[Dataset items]
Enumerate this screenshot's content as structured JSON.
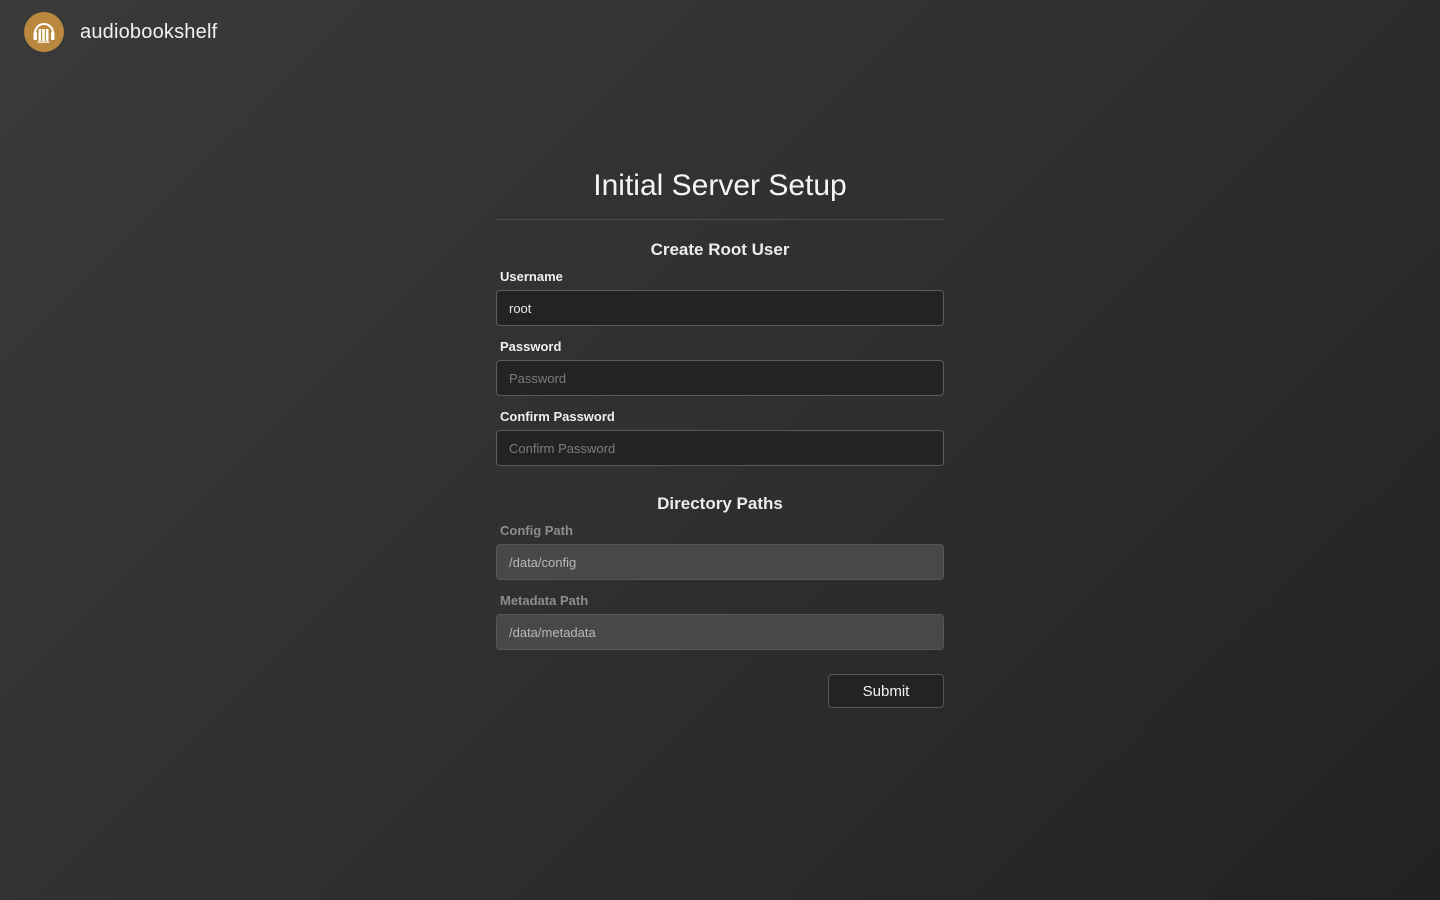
{
  "app": {
    "name": "audiobookshelf",
    "logo_icon": "audiobookshelf-logo-icon",
    "logo_color": "#b9873e"
  },
  "page": {
    "title": "Initial Server Setup"
  },
  "root_user": {
    "section_title": "Create Root User",
    "username": {
      "label": "Username",
      "value": "root",
      "placeholder": ""
    },
    "password": {
      "label": "Password",
      "value": "",
      "placeholder": "Password"
    },
    "confirm_password": {
      "label": "Confirm Password",
      "value": "",
      "placeholder": "Confirm Password"
    }
  },
  "directory_paths": {
    "section_title": "Directory Paths",
    "config_path": {
      "label": "Config Path",
      "value": "/data/config"
    },
    "metadata_path": {
      "label": "Metadata Path",
      "value": "/data/metadata"
    }
  },
  "actions": {
    "submit_label": "Submit"
  }
}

Task brief: Pick out the lines above that hold the string "placeholder" and show them.

Answer to the exercise:
      "placeholder": ""
      "placeholder": "Password"
      "placeholder": "Confirm Password"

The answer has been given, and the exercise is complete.